## start

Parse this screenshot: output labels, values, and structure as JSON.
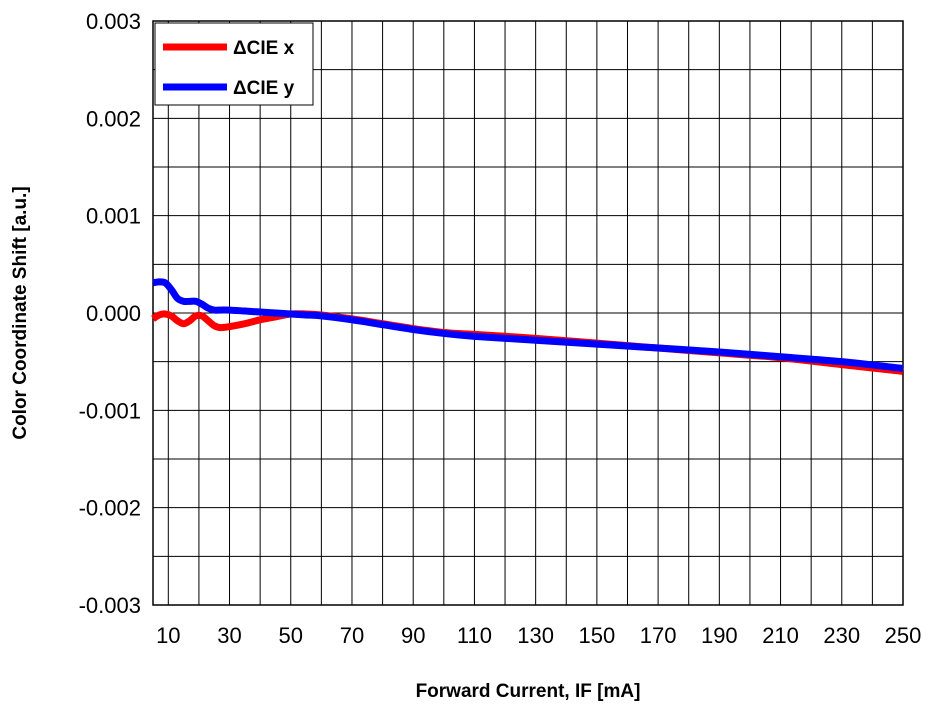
{
  "chart_data": {
    "type": "line",
    "xlabel": "Forward Current, IF [mA]",
    "ylabel": "Color Coordinate Shift [a.u.]",
    "xlim": [
      5,
      250
    ],
    "ylim": [
      -0.003,
      0.003
    ],
    "x_ticks": [
      10,
      30,
      50,
      70,
      90,
      110,
      130,
      150,
      170,
      190,
      210,
      230,
      250
    ],
    "y_ticks": [
      0.003,
      0.002,
      0.001,
      0.0,
      -0.001,
      -0.002,
      -0.003
    ],
    "y_tick_labels": [
      "0.003",
      "0.002",
      "0.001",
      "0.000",
      "-0.001",
      "-0.002",
      "-0.003"
    ],
    "x_grid_step": 10,
    "y_grid_step": 0.0005,
    "grid": true,
    "legend_position": "top-left",
    "series": [
      {
        "name": "ΔCIE x",
        "color": "#ff0000",
        "x": [
          5,
          7,
          9,
          11,
          13,
          15,
          17,
          19,
          21,
          23,
          25,
          27,
          30,
          35,
          40,
          45,
          50,
          55,
          60,
          70,
          80,
          90,
          100,
          110,
          130,
          150,
          170,
          190,
          210,
          230,
          250
        ],
        "y": [
          -6e-05,
          -2e-05,
          -1e-05,
          -3e-05,
          -8e-05,
          -0.00011,
          -8e-05,
          -3e-05,
          -3e-05,
          -8e-05,
          -0.00013,
          -0.00015,
          -0.00014,
          -0.00011,
          -7e-05,
          -4e-05,
          -1e-05,
          -1e-05,
          -2e-05,
          -6e-05,
          -0.00011,
          -0.00016,
          -0.0002,
          -0.00022,
          -0.00026,
          -0.00031,
          -0.00036,
          -0.00041,
          -0.00046,
          -0.00053,
          -0.0006
        ]
      },
      {
        "name": "ΔCIE y",
        "color": "#0000ff",
        "x": [
          5,
          7,
          9,
          11,
          13,
          15,
          17,
          19,
          21,
          23,
          25,
          27,
          30,
          35,
          40,
          45,
          50,
          55,
          60,
          70,
          80,
          90,
          100,
          110,
          130,
          150,
          170,
          190,
          210,
          230,
          250
        ],
        "y": [
          0.00031,
          0.00032,
          0.00031,
          0.00024,
          0.00015,
          0.00012,
          0.00012,
          0.00012,
          9e-05,
          5e-05,
          3e-05,
          3e-05,
          3e-05,
          2e-05,
          1e-05,
          0.0,
          -1e-05,
          -2e-05,
          -3e-05,
          -7e-05,
          -0.00012,
          -0.00017,
          -0.00021,
          -0.00024,
          -0.00028,
          -0.00032,
          -0.00036,
          -0.0004,
          -0.00045,
          -0.0005,
          -0.00057
        ]
      }
    ]
  }
}
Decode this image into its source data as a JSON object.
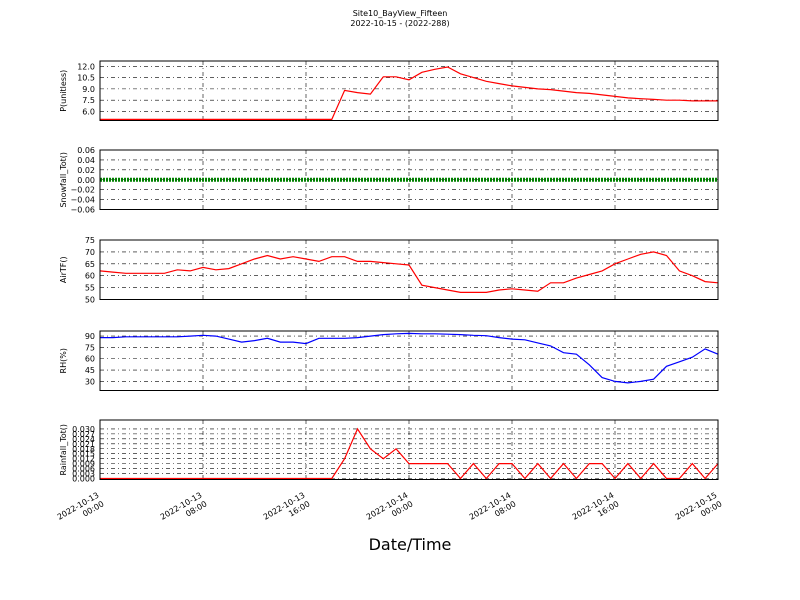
{
  "title": "Site10_BayView_Fifteen",
  "subtitle": "2022-10-15 - (2022-288)",
  "xlabel": "Date/Time",
  "x": [
    "2022-10-13 00:00",
    "2022-10-13 01:00",
    "2022-10-13 02:00",
    "2022-10-13 03:00",
    "2022-10-13 04:00",
    "2022-10-13 05:00",
    "2022-10-13 06:00",
    "2022-10-13 07:00",
    "2022-10-13 08:00",
    "2022-10-13 09:00",
    "2022-10-13 10:00",
    "2022-10-13 11:00",
    "2022-10-13 12:00",
    "2022-10-13 13:00",
    "2022-10-13 14:00",
    "2022-10-13 15:00",
    "2022-10-13 16:00",
    "2022-10-13 17:00",
    "2022-10-13 18:00",
    "2022-10-13 19:00",
    "2022-10-13 20:00",
    "2022-10-13 21:00",
    "2022-10-13 22:00",
    "2022-10-13 23:00",
    "2022-10-14 00:00",
    "2022-10-14 01:00",
    "2022-10-14 02:00",
    "2022-10-14 03:00",
    "2022-10-14 04:00",
    "2022-10-14 05:00",
    "2022-10-14 06:00",
    "2022-10-14 07:00",
    "2022-10-14 08:00",
    "2022-10-14 09:00",
    "2022-10-14 10:00",
    "2022-10-14 11:00",
    "2022-10-14 12:00",
    "2022-10-14 13:00",
    "2022-10-14 14:00",
    "2022-10-14 15:00",
    "2022-10-14 16:00",
    "2022-10-14 17:00",
    "2022-10-14 18:00",
    "2022-10-14 19:00",
    "2022-10-14 20:00",
    "2022-10-14 21:00",
    "2022-10-14 22:00",
    "2022-10-14 23:00",
    "2022-10-15 00:00"
  ],
  "xlim": [
    "2022-10-13 00:00",
    "2022-10-15 00:00"
  ],
  "xticks": [
    {
      "value": "2022-10-13 00:00",
      "label": [
        "2022-10-13",
        "00:00"
      ]
    },
    {
      "value": "2022-10-13 08:00",
      "label": [
        "2022-10-13",
        "08:00"
      ]
    },
    {
      "value": "2022-10-13 16:00",
      "label": [
        "2022-10-13",
        "16:00"
      ]
    },
    {
      "value": "2022-10-14 00:00",
      "label": [
        "2022-10-14",
        "00:00"
      ]
    },
    {
      "value": "2022-10-14 08:00",
      "label": [
        "2022-10-14",
        "08:00"
      ]
    },
    {
      "value": "2022-10-14 16:00",
      "label": [
        "2022-10-14",
        "16:00"
      ]
    },
    {
      "value": "2022-10-15 00:00",
      "label": [
        "2022-10-15",
        "00:00"
      ]
    }
  ],
  "chart_data": [
    {
      "type": "line",
      "ylabel": "P(unitless)",
      "grid": true,
      "ylim": [
        4.8,
        12.7
      ],
      "yticks": [
        {
          "value": 6,
          "label": "6.0"
        },
        7.5,
        {
          "value": 9,
          "label": "9.0"
        },
        10.5,
        {
          "value": 12,
          "label": "12.0"
        }
      ],
      "series": [
        {
          "name": "P",
          "color": "#ff0000",
          "values": [
            4.95,
            4.95,
            4.95,
            4.95,
            4.95,
            4.95,
            4.95,
            4.95,
            4.95,
            4.95,
            4.95,
            4.95,
            4.95,
            4.95,
            4.95,
            4.95,
            4.95,
            4.95,
            4.95,
            8.8,
            8.5,
            8.3,
            10.6,
            10.6,
            10.2,
            11.2,
            11.6,
            11.9,
            11.0,
            10.5,
            10.0,
            9.7,
            9.4,
            9.2,
            9.0,
            8.9,
            8.7,
            8.5,
            8.4,
            8.2,
            8.0,
            7.8,
            7.7,
            7.6,
            7.5,
            7.5,
            7.4,
            7.4,
            7.4
          ]
        }
      ]
    },
    {
      "type": "line",
      "ylabel": "Snowfall_Tot()",
      "grid": true,
      "ylim": [
        -0.06,
        0.06
      ],
      "yticks": [
        {
          "value": -0.06,
          "label": "−0.06"
        },
        {
          "value": -0.04,
          "label": "−0.04"
        },
        {
          "value": -0.02,
          "label": "−0.02"
        },
        {
          "value": 0,
          "label": "0.00"
        },
        0.02,
        0.04,
        0.06
      ],
      "series": [
        {
          "name": "Snowfall_Tot",
          "color": "#008000",
          "values": [
            0,
            0,
            0,
            0,
            0,
            0,
            0,
            0,
            0,
            0,
            0,
            0,
            0,
            0,
            0,
            0,
            0,
            0,
            0,
            0,
            0,
            0,
            0,
            0,
            0,
            0,
            0,
            0,
            0,
            0,
            0,
            0,
            0,
            0,
            0,
            0,
            0,
            0,
            0,
            0,
            0,
            0,
            0,
            0,
            0,
            0,
            0,
            0,
            0
          ]
        }
      ]
    },
    {
      "type": "line",
      "ylabel": "AirTF()",
      "grid": true,
      "ylim": [
        50,
        75
      ],
      "yticks": [
        50,
        55,
        60,
        65,
        70,
        75
      ],
      "series": [
        {
          "name": "AirTF",
          "color": "#ff0000",
          "values": [
            62,
            61.5,
            61,
            61,
            61,
            61,
            62.5,
            62,
            63.5,
            62.5,
            63,
            65,
            67,
            68.5,
            67,
            68,
            67,
            66,
            68,
            68,
            66,
            66,
            65.5,
            65,
            64.5,
            56,
            55,
            54,
            53,
            53,
            53,
            54,
            54.5,
            54,
            53.5,
            57,
            57,
            59,
            60.5,
            62,
            65,
            67,
            69,
            70,
            68.5,
            62,
            60,
            57.5,
            57
          ]
        }
      ]
    },
    {
      "type": "line",
      "ylabel": "RH(%)",
      "grid": true,
      "ylim": [
        18,
        96.7
      ],
      "yticks": [
        30,
        45,
        60,
        75,
        90
      ],
      "series": [
        {
          "name": "RH",
          "color": "#0000ff",
          "values": [
            88,
            88,
            89,
            89,
            89,
            89,
            89,
            90,
            91,
            90,
            86,
            82,
            84,
            87,
            82,
            82,
            80,
            87,
            87,
            87,
            88,
            90,
            92,
            93,
            93.5,
            93,
            93,
            92.5,
            92,
            91,
            90.5,
            88,
            86,
            85,
            81,
            77,
            68,
            66,
            52,
            35,
            30,
            28,
            30,
            33,
            50,
            56,
            62,
            73,
            66
          ]
        }
      ]
    },
    {
      "type": "line",
      "ylabel": "Rainfall_Tot()",
      "grid": true,
      "ylim": [
        -0.0006,
        0.0354
      ],
      "yticks": [
        {
          "value": 0,
          "label": "0.000"
        },
        0.003,
        0.006,
        0.009,
        0.012,
        0.015,
        0.018,
        0.021,
        0.024,
        0.027,
        {
          "value": 0.03,
          "label": "0.030"
        }
      ],
      "series": [
        {
          "name": "Rainfall_Tot",
          "color": "#ff0000",
          "values": [
            0,
            0,
            0,
            0,
            0,
            0,
            0,
            0,
            0,
            0,
            0,
            0,
            0,
            0,
            0,
            0,
            0,
            0,
            0,
            0.012,
            0.03,
            0.018,
            0.012,
            0.018,
            0.009,
            0.009,
            0.009,
            0.009,
            0,
            0.009,
            0,
            0.009,
            0.009,
            0,
            0.009,
            0,
            0.009,
            0,
            0.009,
            0.009,
            0,
            0.009,
            0,
            0.009,
            0,
            0,
            0.009,
            0,
            0.009
          ]
        }
      ]
    }
  ]
}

## end

**Required work:** Copy every line of the material in which the word "name" occurs.

**Exercise answer:**
        "name": "ΔCIE x",
        "name": "ΔCIE y",
          "name": "P",
          "name": "Snowfall_Tot",
          "name": "AirTF",
          "name": "RH",
          "name": "Rainfall_Tot",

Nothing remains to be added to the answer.